**Required task**: Pictures don't belong in the copy; print all the records exactly.

[Stored entries]

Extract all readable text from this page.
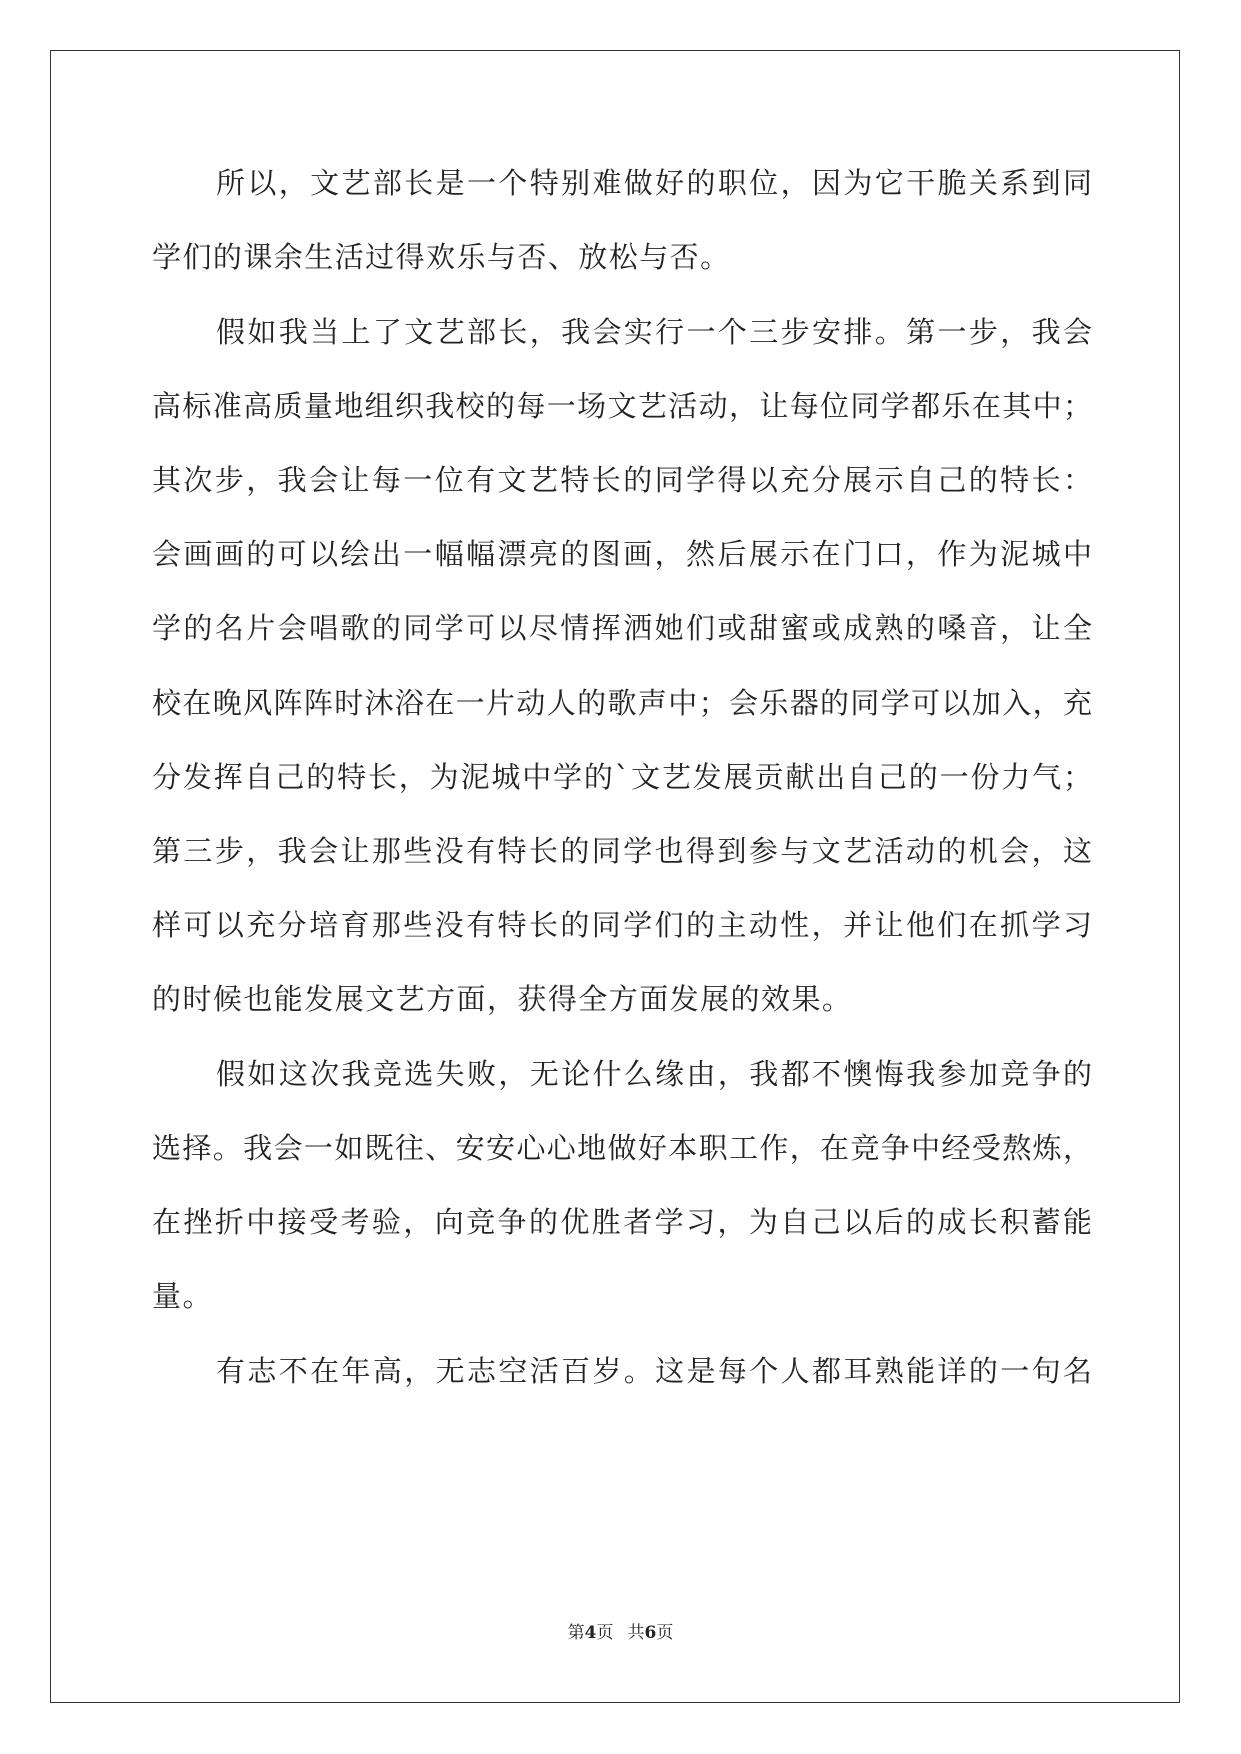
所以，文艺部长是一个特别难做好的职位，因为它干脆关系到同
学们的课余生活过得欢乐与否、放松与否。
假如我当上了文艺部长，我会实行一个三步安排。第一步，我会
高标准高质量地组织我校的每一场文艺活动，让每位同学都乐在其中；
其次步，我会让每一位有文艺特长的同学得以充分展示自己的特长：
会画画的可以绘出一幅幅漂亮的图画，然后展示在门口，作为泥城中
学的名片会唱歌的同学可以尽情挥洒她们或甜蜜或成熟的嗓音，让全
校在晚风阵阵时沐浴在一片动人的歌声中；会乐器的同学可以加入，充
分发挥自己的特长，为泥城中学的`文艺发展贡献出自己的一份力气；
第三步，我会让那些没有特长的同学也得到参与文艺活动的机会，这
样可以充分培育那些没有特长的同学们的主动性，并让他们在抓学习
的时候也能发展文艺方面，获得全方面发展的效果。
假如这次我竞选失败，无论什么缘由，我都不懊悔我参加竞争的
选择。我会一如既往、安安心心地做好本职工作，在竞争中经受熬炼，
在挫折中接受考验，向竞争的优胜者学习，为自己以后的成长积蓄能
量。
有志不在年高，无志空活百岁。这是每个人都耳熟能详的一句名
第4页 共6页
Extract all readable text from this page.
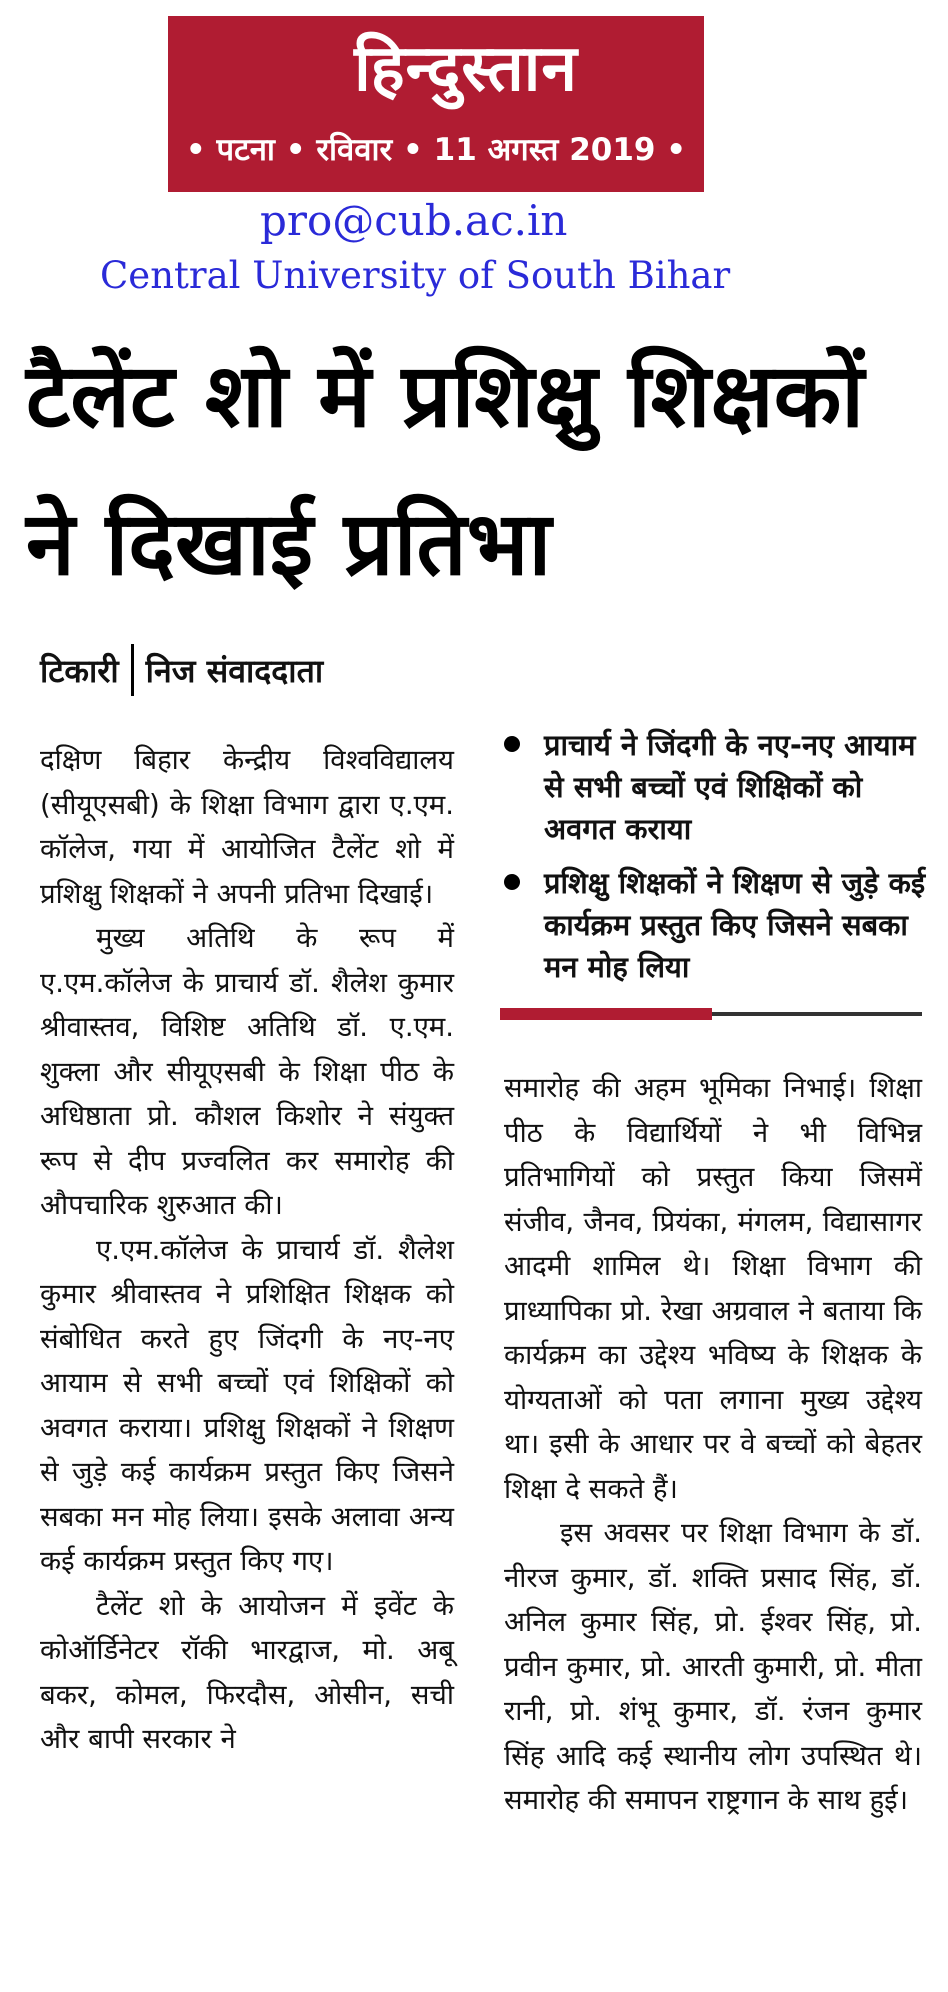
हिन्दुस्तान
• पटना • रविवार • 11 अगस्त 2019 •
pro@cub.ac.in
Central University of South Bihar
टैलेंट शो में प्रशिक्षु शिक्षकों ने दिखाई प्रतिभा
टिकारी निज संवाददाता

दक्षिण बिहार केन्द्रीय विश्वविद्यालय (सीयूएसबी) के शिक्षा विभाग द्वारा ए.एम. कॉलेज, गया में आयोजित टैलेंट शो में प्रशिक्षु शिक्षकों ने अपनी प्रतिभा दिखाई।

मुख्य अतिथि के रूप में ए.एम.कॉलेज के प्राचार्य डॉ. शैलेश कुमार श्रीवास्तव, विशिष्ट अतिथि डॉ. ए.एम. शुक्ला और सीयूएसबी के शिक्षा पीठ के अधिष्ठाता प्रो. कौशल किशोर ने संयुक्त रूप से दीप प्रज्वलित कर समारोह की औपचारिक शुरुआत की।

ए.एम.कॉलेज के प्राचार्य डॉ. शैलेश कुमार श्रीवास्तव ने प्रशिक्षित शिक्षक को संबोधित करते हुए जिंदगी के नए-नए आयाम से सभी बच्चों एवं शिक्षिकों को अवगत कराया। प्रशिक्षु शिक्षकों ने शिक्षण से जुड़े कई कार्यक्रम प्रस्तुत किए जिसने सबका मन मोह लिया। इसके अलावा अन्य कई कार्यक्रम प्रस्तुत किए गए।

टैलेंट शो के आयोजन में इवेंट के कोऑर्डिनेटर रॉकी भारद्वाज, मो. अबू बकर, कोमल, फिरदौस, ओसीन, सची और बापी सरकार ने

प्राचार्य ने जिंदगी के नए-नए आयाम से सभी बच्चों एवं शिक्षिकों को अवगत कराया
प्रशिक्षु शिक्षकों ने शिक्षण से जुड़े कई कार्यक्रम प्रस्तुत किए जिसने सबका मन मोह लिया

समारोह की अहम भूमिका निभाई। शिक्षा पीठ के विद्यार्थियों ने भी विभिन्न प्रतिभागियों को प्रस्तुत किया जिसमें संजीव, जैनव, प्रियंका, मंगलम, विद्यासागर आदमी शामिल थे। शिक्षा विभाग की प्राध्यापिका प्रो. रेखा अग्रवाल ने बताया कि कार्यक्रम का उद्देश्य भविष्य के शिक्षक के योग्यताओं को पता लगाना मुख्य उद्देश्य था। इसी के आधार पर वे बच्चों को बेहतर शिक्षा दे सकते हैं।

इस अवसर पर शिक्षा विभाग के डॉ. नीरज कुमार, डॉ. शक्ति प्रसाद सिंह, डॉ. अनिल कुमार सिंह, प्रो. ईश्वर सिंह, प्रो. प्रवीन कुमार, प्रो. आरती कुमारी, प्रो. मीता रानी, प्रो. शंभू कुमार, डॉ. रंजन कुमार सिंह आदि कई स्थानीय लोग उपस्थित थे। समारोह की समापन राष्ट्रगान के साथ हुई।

**Full response**:
Extract all readable text from this page.
所以，文艺部长是一个特别难做好的职位，因为它干脆关系到同
学们的课余生活过得欢乐与否、放松与否。
假如我当上了文艺部长，我会实行一个三步安排。第一步，我会
高标准高质量地组织我校的每一场文艺活动，让每位同学都乐在其中；
其次步，我会让每一位有文艺特长的同学得以充分展示自己的特长：
会画画的可以绘出一幅幅漂亮的图画，然后展示在门口，作为泥城中
学的名片会唱歌的同学可以尽情挥洒她们或甜蜜或成熟的嗓音，让全
校在晚风阵阵时沐浴在一片动人的歌声中；会乐器的同学可以加入，充
分发挥自己的特长，为泥城中学的`文艺发展贡献出自己的一份力气；
第三步，我会让那些没有特长的同学也得到参与文艺活动的机会，这
样可以充分培育那些没有特长的同学们的主动性，并让他们在抓学习
的时候也能发展文艺方面，获得全方面发展的效果。
假如这次我竞选失败，无论什么缘由，我都不懊悔我参加竞争的
选择。我会一如既往、安安心心地做好本职工作，在竞争中经受熬炼，
在挫折中接受考验，向竞争的优胜者学习，为自己以后的成长积蓄能
量。
有志不在年高，无志空活百岁。这是每个人都耳熟能详的一句名
第4页 共6页
Extract all readable text from this page.
हिन्दुस्तान
• पटना • रविवार • 11 अगस्त 2019 •
pro@cub.ac.in
Central University of South Bihar
टैलेंट शो में प्रशिक्षु शिक्षकों ने दिखाई प्रतिभा
टिकारी निज संवाददाता

दक्षिण बिहार केन्द्रीय विश्वविद्यालय (सीयूएसबी) के शिक्षा विभाग द्वारा ए.एम. कॉलेज, गया में आयोजित टैलेंट शो में प्रशिक्षु शिक्षकों ने अपनी प्रतिभा दिखाई।

मुख्य अतिथि के रूप में ए.एम.कॉलेज के प्राचार्य डॉ. शैलेश कुमार श्रीवास्तव, विशिष्ट अतिथि डॉ. ए.एम. शुक्ला और सीयूएसबी के शिक्षा पीठ के अधिष्ठाता प्रो. कौशल किशोर ने संयुक्त रूप से दीप प्रज्वलित कर समारोह की औपचारिक शुरुआत की।

ए.एम.कॉलेज के प्राचार्य डॉ. शैलेश कुमार श्रीवास्तव ने प्रशिक्षित शिक्षक को संबोधित करते हुए जिंदगी के नए-नए आयाम से सभी बच्चों एवं शिक्षिकों को अवगत कराया। प्रशिक्षु शिक्षकों ने शिक्षण से जुड़े कई कार्यक्रम प्रस्तुत किए जिसने सबका मन मोह लिया। इसके अलावा अन्य कई कार्यक्रम प्रस्तुत किए गए।

टैलेंट शो के आयोजन में इवेंट के कोऑर्डिनेटर रॉकी भारद्वाज, मो. अबू बकर, कोमल, फिरदौस, ओसीन, सची और बापी सरकार ने

प्राचार्य ने जिंदगी के नए-नए आयाम से सभी बच्चों एवं शिक्षिकों को अवगत कराया
प्रशिक्षु शिक्षकों ने शिक्षण से जुड़े कई कार्यक्रम प्रस्तुत किए जिसने सबका मन मोह लिया

समारोह की अहम भूमिका निभाई। शिक्षा पीठ के विद्यार्थियों ने भी विभिन्न प्रतिभागियों को प्रस्तुत किया जिसमें संजीव, जैनव, प्रियंका, मंगलम, विद्यासागर आदमी शामिल थे। शिक्षा विभाग की प्राध्यापिका प्रो. रेखा अग्रवाल ने बताया कि कार्यक्रम का उद्देश्य भविष्य के शिक्षक के योग्यताओं को पता लगाना मुख्य उद्देश्य था। इसी के आधार पर वे बच्चों को बेहतर शिक्षा दे सकते हैं।

इस अवसर पर शिक्षा विभाग के डॉ. नीरज कुमार, डॉ. शक्ति प्रसाद सिंह, डॉ. अनिल कुमार सिंह, प्रो. ईश्वर सिंह, प्रो. प्रवीन कुमार, प्रो. आरती कुमारी, प्रो. मीता रानी, प्रो. शंभू कुमार, डॉ. रंजन कुमार सिंह आदि कई स्थानीय लोग उपस्थित थे। समारोह की समापन राष्ट्रगान के साथ हुई।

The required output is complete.